■ The task
Return the complete listing that follows, with each line reproduced exactly.

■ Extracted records
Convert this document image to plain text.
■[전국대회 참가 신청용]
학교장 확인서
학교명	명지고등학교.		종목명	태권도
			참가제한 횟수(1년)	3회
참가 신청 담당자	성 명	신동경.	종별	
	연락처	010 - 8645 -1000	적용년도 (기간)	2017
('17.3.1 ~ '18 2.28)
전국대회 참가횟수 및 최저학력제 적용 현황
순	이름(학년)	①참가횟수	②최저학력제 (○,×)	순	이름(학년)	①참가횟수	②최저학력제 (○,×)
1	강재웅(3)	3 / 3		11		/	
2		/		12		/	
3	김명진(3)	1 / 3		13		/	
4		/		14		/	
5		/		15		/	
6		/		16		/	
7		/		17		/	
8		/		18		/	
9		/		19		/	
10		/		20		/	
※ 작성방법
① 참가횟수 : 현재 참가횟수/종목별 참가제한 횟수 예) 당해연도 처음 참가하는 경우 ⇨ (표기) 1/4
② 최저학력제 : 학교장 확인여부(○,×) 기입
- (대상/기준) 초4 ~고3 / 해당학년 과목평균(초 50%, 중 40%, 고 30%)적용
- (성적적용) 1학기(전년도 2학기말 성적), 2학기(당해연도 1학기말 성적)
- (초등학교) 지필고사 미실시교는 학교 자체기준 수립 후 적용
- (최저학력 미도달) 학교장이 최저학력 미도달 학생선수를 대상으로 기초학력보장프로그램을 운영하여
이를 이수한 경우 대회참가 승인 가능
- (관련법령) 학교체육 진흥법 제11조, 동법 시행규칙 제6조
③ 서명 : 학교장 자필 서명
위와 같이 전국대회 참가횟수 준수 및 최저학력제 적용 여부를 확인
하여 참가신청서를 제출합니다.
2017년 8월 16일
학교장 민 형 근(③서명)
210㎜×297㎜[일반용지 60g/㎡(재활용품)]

■ Solution to the problem
Convert this document image to plain text.
■[전국대회 참가 신청용]
학교장 확인서
학교명	명지고등학교.		종목명	태권도
			참가제한 횟수(1년)	3회
참가 신청 담당자	성 명	신동경.	종별	
	연락처	010 - 8645 -1000	적용년도 (기간)	2017
('17.3.1 ~ '18 2.28)
전국대회 참가횟수 및 최저학력제 적용 현황
순	이름(학년)	①참가횟수	②최저학력제 (○,×)	순	이름(학년)	①참가횟수	②최저학력제 (○,×)
1	강재웅(3)	3 / 3		11		/	
2		/		12		/	
3	김명진(3)	1 / 3		13		/	
4		/		14		/	
5		/		15		/	
6		/		16		/	
7		/		17		/	
8		/		18		/	
9		/		19		/	
10		/		20		/	
※ 작성방법
① 참가횟수 : 현재 참가횟수/종목별 참가제한 횟수 예) 당해연도 처음 참가하는 경우 ⇨ (표기) 1/4
② 최저학력제 : 학교장 확인여부(○,×) 기입
- (대상/기준) 초4 ~고3 / 해당학년 과목평균(초 50%, 중 40%, 고 30%)적용
- (성적적용) 1학기(전년도 2학기말 성적), 2학기(당해연도 1학기말 성적)
- (초등학교) 지필고사 미실시교는 학교 자체기준 수립 후 적용
- (최저학력 미도달) 학교장이 최저학력 미도달 학생선수를 대상으로 기초학력보장프로그램을 운영하여
이를 이수한 경우 대회참가 승인 가능
- (관련법령) 학교체육 진흥법 제11조, 동법 시행규칙 제6조
③ 서명 : 학교장 자필 서명
위와 같이 전국대회 참가횟수 준수 및 최저학력제 적용 여부를 확인
하여 참가신청서를 제출합니다.
2017년 8월 16일
학교장 민 형 근(③서명)
210㎜×297㎜[일반용지 60g/㎡(재활용품)]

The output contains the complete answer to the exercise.